DATASET CONTENT:
● ● ●

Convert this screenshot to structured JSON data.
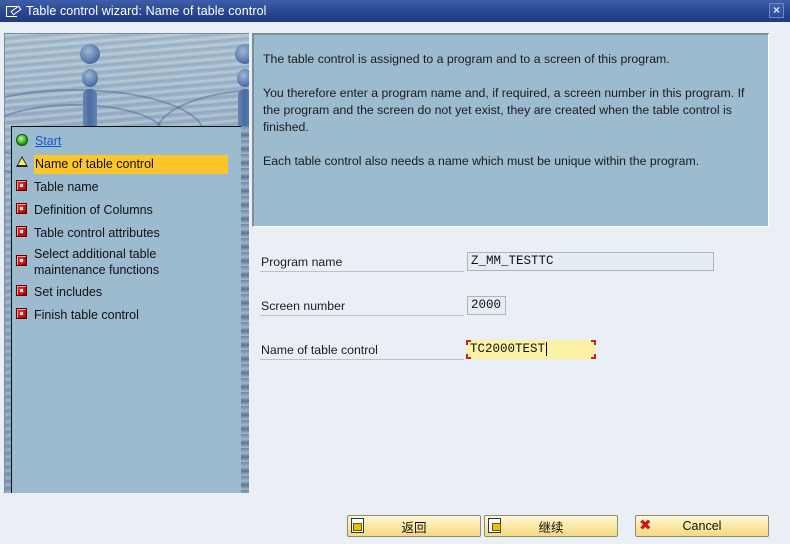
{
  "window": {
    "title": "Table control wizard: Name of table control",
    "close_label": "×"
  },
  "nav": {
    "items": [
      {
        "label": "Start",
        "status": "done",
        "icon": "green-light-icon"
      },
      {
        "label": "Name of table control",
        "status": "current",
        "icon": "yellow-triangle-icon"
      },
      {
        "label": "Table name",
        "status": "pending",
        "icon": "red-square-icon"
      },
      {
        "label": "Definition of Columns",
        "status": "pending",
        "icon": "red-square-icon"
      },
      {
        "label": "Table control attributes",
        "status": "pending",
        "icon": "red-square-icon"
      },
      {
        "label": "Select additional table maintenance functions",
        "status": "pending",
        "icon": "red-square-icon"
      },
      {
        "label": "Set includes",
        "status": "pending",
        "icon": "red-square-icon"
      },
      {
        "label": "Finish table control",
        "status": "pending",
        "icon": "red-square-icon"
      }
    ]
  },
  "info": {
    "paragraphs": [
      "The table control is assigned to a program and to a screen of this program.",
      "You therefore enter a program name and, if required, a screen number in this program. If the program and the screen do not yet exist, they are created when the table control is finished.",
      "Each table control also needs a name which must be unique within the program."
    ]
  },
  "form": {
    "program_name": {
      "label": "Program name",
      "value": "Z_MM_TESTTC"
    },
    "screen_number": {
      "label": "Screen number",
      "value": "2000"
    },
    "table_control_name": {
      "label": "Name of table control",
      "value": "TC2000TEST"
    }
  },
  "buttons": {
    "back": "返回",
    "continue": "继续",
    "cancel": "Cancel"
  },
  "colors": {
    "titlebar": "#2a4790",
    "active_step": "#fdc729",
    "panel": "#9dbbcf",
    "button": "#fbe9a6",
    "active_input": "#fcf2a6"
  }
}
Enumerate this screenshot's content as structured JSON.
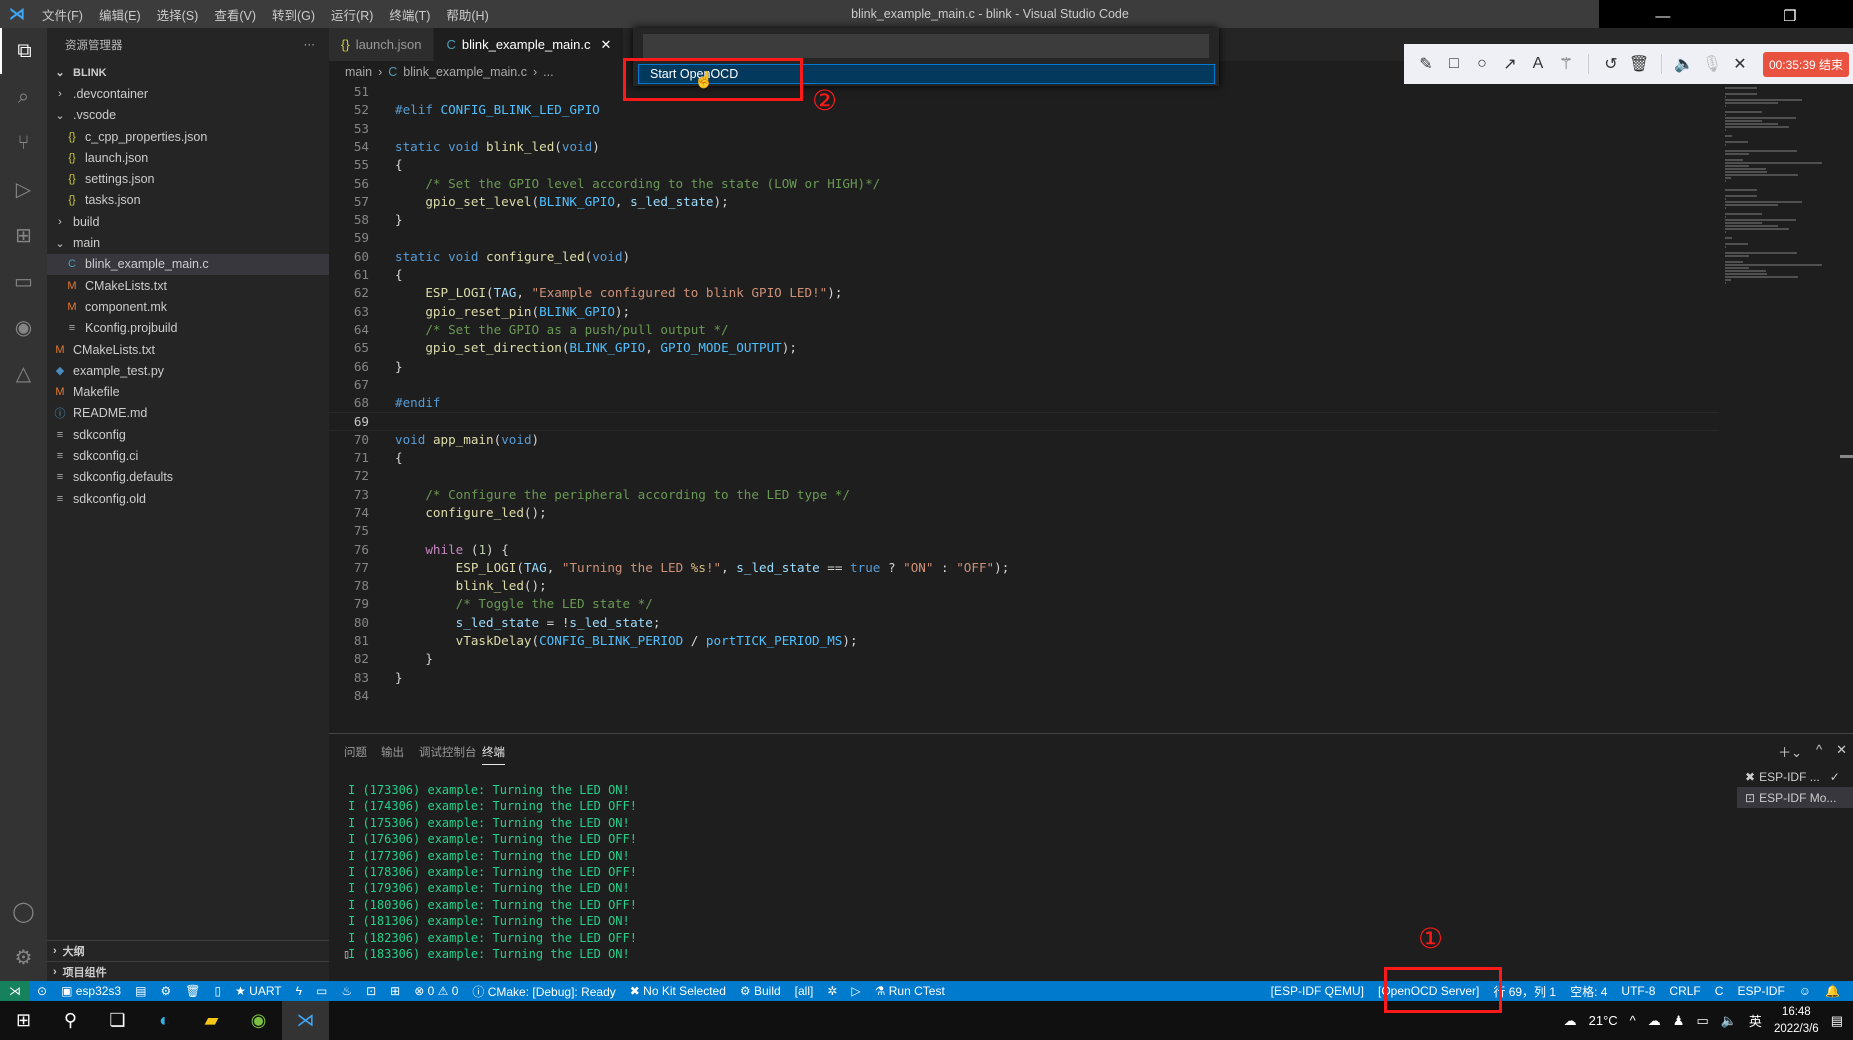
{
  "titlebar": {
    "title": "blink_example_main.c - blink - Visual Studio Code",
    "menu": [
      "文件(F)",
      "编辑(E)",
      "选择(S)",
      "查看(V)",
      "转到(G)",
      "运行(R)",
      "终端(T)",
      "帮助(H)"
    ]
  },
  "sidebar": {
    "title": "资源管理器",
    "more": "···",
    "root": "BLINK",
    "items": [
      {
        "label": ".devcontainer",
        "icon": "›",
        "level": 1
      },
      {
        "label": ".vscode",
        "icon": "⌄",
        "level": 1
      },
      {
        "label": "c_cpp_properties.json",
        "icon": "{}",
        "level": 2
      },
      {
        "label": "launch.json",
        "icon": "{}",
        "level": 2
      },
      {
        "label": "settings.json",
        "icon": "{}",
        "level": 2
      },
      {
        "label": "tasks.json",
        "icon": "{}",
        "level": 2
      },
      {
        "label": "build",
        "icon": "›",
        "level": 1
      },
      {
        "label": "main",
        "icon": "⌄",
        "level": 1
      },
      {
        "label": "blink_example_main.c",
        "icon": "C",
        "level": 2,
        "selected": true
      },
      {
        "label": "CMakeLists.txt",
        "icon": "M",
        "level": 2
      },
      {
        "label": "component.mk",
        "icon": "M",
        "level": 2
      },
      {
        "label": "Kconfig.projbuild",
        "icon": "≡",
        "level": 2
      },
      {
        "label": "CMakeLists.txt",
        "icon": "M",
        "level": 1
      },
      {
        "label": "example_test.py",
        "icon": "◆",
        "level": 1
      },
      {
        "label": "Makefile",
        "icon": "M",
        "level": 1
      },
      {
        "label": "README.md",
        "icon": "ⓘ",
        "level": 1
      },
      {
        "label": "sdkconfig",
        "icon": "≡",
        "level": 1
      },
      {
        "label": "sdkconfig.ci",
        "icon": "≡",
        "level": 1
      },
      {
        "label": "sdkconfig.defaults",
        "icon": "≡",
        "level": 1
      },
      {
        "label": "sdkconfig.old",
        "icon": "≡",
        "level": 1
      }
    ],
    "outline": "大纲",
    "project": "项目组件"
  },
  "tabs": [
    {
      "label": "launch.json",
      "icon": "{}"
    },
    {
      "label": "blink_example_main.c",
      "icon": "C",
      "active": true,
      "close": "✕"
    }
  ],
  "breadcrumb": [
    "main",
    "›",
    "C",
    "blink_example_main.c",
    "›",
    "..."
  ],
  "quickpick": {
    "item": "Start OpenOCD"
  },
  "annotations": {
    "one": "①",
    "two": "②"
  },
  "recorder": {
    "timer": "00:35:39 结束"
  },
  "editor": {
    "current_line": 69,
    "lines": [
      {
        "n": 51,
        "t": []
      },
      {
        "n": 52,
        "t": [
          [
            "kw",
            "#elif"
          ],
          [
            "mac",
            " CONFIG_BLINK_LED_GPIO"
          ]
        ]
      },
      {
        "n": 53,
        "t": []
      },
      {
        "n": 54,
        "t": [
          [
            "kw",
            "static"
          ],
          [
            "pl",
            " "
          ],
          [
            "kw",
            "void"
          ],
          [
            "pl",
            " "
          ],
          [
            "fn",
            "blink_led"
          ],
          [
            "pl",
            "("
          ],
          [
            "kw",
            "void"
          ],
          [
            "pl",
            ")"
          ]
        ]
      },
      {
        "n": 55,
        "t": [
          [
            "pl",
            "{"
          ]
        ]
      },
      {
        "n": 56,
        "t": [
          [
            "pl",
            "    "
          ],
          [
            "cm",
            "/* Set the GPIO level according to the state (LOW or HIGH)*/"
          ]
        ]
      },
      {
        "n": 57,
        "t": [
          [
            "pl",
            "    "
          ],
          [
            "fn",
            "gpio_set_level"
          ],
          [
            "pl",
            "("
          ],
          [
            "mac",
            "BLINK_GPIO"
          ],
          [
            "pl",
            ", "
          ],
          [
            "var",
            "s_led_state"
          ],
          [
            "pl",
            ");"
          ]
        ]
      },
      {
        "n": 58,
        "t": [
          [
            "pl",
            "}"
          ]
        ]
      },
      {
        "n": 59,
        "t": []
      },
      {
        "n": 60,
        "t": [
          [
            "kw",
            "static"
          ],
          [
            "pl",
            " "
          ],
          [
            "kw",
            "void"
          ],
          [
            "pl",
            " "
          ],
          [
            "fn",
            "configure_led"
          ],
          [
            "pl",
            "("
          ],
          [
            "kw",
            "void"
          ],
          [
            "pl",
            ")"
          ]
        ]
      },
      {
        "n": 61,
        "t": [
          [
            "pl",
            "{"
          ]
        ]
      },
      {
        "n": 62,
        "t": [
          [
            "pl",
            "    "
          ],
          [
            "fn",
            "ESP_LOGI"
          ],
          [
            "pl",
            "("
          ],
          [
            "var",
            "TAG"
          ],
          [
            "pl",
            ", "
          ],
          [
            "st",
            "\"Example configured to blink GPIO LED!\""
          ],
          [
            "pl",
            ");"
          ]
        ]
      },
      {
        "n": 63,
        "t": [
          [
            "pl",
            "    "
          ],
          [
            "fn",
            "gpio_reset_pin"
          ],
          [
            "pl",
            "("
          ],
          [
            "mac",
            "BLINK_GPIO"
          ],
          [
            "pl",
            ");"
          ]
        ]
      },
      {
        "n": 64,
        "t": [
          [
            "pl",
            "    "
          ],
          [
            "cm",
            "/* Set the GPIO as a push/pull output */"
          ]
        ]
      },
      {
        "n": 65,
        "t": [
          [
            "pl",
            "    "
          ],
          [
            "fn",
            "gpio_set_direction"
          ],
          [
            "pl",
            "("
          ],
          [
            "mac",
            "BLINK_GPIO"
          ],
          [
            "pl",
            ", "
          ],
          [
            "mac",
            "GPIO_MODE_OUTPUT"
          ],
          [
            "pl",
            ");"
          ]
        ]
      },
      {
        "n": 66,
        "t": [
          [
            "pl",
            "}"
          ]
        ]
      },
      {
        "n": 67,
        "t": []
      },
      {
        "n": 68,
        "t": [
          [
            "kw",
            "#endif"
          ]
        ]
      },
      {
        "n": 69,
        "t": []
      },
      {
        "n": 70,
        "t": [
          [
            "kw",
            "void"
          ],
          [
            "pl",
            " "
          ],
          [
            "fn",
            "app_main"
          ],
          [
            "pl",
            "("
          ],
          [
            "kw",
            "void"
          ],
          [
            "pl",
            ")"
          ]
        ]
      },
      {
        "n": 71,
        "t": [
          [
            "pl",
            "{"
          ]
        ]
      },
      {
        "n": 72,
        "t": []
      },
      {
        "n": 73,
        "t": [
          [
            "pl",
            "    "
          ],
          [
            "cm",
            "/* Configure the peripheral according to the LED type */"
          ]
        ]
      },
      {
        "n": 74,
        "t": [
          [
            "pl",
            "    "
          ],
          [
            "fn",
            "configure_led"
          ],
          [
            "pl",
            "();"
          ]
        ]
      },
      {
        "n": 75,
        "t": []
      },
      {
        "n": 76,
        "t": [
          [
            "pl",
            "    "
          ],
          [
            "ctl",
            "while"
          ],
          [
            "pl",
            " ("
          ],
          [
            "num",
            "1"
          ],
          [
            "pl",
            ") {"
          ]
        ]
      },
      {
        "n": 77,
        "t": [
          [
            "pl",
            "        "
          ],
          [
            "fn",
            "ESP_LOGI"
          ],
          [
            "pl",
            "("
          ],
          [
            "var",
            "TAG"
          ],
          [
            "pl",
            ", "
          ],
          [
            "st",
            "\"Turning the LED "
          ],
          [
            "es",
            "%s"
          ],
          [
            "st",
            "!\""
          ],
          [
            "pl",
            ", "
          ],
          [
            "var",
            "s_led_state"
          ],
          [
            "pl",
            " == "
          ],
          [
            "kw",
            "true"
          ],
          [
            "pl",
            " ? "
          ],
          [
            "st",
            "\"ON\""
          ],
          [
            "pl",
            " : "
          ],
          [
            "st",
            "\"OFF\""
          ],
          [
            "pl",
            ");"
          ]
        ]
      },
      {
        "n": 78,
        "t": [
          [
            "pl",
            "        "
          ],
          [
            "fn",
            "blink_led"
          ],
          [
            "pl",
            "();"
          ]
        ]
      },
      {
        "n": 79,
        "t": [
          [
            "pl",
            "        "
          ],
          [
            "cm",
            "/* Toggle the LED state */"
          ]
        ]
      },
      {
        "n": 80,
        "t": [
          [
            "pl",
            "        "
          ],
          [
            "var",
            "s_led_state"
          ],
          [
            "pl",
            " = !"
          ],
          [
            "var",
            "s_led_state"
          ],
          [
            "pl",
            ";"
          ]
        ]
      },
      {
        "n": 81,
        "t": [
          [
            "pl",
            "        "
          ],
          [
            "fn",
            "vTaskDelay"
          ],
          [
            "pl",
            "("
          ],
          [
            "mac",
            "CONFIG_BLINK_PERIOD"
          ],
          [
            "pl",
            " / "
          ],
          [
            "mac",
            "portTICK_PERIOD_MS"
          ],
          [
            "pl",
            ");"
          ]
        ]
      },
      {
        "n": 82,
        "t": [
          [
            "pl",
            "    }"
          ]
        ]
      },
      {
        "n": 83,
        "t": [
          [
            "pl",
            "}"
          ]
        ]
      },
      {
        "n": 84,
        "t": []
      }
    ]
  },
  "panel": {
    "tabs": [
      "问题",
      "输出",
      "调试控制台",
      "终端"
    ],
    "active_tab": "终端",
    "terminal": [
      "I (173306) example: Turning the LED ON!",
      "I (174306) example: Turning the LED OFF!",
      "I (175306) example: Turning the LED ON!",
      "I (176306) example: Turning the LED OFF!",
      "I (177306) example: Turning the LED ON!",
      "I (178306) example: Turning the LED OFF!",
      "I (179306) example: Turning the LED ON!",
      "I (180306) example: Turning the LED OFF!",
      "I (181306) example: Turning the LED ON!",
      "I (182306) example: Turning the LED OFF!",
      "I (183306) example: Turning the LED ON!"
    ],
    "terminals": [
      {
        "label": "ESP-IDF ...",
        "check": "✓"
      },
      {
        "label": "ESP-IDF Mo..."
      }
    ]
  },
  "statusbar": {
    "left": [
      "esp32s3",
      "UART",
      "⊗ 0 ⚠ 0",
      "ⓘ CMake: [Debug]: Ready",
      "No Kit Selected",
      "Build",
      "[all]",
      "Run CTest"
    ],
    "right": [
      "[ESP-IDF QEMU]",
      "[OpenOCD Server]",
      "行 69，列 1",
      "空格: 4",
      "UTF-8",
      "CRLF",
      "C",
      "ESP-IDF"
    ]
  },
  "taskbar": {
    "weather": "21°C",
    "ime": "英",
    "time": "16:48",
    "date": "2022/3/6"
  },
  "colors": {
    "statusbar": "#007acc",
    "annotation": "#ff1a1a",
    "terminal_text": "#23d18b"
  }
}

● ● ●

SET EXERCISE: Go through the lines above. Select every one that has the string "structured".

FULL SOLUTION:
Convert this screenshot to structured JSON data.
Enumerate this screenshot's content as structured JSON.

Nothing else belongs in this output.